*Page extract*.

The invention relates to a pneumatic spring brake cylinder for vehicle brake systems. The spring brake cylinder has a housing, in which a spring brake piston which is loaded by way of at least one accumulator spring and is connected to a spring brake piston tube is guided movably, and has an emergency release device for emergency releasing of the spring brake piston if the pressure fails. The emergency release device contains a spindle which can be rotated with respect to the spring brake cylinder and can be screwed into a nut which is held fixedly in the spring brake piston tube so as to rotate with it by way of a positively locking connection and interacts with an axial stop on the spring brake piston, in order to cause a releasing movement of the spring brake piston counter to the action of the at least one accumulator spring.
A spring brake cylinder of this type usually has a housing, in which a spring brake piston is guided. The piston divides the interior of the housing into a spring accumulator chamber and a pressure space. A spring device which prestresses the spring brake piston in the direction of the pressure space is arranged in the spring accumulator chamber. In order that a parked or braked vehicle, in which the spring brake cylinder is arranged, can be moved, the pressure space is loaded with compressed air in such a way that the spring brake piston is displaced counter to the prestressing action of the accumulator spring. As a result, a brake device which is coupled to the spring brake piston is disengaged from a brake disk, with the result that the vehicle is no longer braked. For brake actuations during driving, a spring brake cylinder of this type can be coupled in a known way to a service brake cylinder in the form of what is known as a combined cylinder.
In the case of combined service brake and spring brake cylinders (combined cylinders), in the parking brake case the spring brake piston actuates a service brake piston of the service brake cylinder by way of its spring brake piston tube. The service brake piston in turn has a service brake piston rod which interacts with a brake mechanism of the vehicle brake, in particular a disc brake. A brake mechanism of this type is described, for example, in EP 0 740 085 B1 and has a pivoting lever which is connected in an articulated manner to the service brake piston rod and is connected fixedly to a brake application shaft so as to rotate with it. The brake application shaft is provided with a cam contour which, upon a rotation of the brake application shaft about its longitudinal axis, leads to an axial relative movement of a brake caliper and a brake pad of a disc brake.

*Rows*.

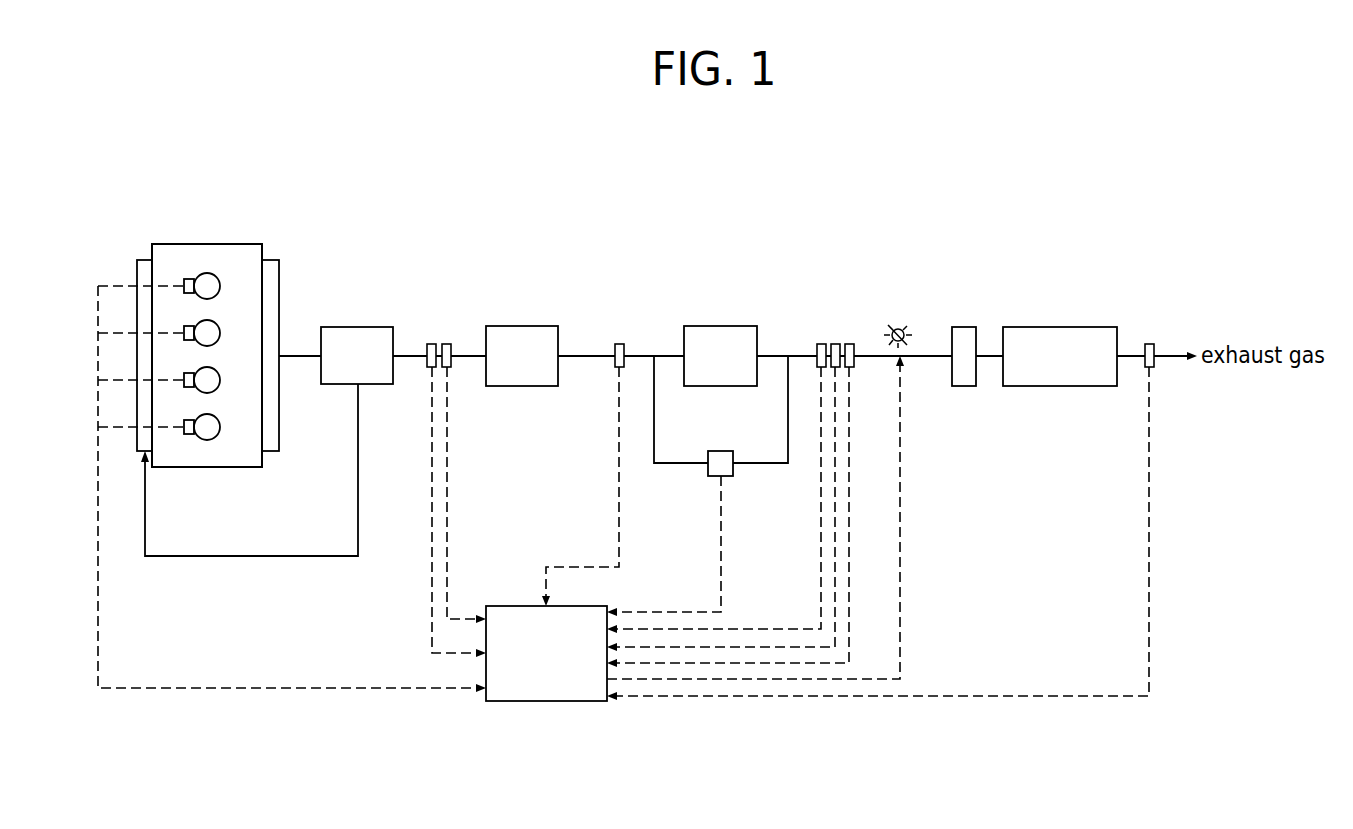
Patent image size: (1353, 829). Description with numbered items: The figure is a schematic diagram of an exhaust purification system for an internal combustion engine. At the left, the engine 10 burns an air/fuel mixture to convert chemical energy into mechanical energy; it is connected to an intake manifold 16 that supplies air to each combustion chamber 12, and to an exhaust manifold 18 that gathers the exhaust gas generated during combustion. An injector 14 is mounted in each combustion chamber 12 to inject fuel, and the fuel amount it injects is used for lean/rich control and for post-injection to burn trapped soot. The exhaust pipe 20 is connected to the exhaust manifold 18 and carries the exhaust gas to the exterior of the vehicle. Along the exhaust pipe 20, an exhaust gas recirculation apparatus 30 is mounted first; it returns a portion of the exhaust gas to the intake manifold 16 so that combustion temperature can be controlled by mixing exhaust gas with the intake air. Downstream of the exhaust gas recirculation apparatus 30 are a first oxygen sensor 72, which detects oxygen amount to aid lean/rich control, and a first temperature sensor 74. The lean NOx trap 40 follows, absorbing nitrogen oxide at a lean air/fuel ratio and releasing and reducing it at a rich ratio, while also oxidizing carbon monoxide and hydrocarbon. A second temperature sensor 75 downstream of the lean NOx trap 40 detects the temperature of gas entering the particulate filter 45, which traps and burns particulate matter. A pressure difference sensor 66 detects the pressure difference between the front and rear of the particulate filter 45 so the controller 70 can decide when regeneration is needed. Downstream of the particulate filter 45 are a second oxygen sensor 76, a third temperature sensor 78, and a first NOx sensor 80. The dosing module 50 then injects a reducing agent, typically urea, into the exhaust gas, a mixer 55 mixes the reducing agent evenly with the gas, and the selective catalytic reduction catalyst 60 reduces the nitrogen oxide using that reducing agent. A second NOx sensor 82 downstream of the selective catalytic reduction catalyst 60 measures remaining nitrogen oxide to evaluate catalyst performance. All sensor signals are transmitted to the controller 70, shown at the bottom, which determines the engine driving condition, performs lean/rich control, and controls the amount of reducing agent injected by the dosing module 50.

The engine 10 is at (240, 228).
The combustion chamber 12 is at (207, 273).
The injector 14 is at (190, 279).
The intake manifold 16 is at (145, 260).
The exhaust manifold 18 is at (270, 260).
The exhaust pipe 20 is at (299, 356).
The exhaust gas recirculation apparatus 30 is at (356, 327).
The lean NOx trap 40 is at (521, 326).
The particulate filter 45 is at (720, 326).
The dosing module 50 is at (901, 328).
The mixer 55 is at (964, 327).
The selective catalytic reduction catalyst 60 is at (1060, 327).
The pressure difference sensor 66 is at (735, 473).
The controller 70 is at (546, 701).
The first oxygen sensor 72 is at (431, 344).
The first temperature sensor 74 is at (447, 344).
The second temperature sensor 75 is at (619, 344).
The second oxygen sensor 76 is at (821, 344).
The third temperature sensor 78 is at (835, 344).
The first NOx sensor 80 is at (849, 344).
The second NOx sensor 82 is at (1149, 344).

*Challenges*.
1/ Edit the brake cylinder description from "In the case" up to and including "of a disc brake.". Give that passage again with "pivoting lever" changed to "swivel lever".
2/ Proceed with the brake cylinder description, writing on from its final sentence.

*Written answers*.
1/
In the case of combined service brake and spring brake cylinders (combined cylinders), in the parking brake case the spring brake piston actuates a service brake piston of the service brake cylinder by way of its spring brake piston tube. The service brake piston in turn has a service brake piston rod which interacts with a brake mechanism of the vehicle brake, in particular a disc brake. A brake mechanism of this type is described, for example, in EP 0 740 085 B1 and has a swivel lever which is connected in an articulated manner to the service brake piston rod and is connected fixedly to a brake application shaft so as to rotate with it. The brake application shaft is provided with a cam contour which, upon a rotation of the brake application shaft about its longitudinal axis, leads to an axial relative movement of a brake caliper and a brake pad of a disc brake.

2/
If a substantial reduction in the air pressure in the pressure space then occurs on account of a pressure failure in the system, the spring brake piston is displaced in the direction of the pressure space on account of the prestress of the accumulator spring, in such a way that the brake device which is coupled to the spring brake piston acts and performs a braking operation of the vehicle. In this way, for example in the case of a line rupture of the brake pressure line during driving, it is to be reliably prevented that a commercial vehicle continues to drive in an unbraked manner and therefore becomes difficult to control.
This enforced braking operation in the case of a deficient compressed air feed is additionally also utilized in the case of trailers, etc., which have been parked for a relatively long time, in order that it can be prevented that said vehicles roll away unintentionally.
The braking action which is exerted in this way in cases of this type by way of the mechanical accumulator spring in the spring brake cylinder is to be capable of being released again, however, for example in order to displace parked vehicles or to clear a driving lane which is blocked on account of a breakdown, in order that the relevant vehicles can be moved and, for example, traffic obstacles can be eliminated.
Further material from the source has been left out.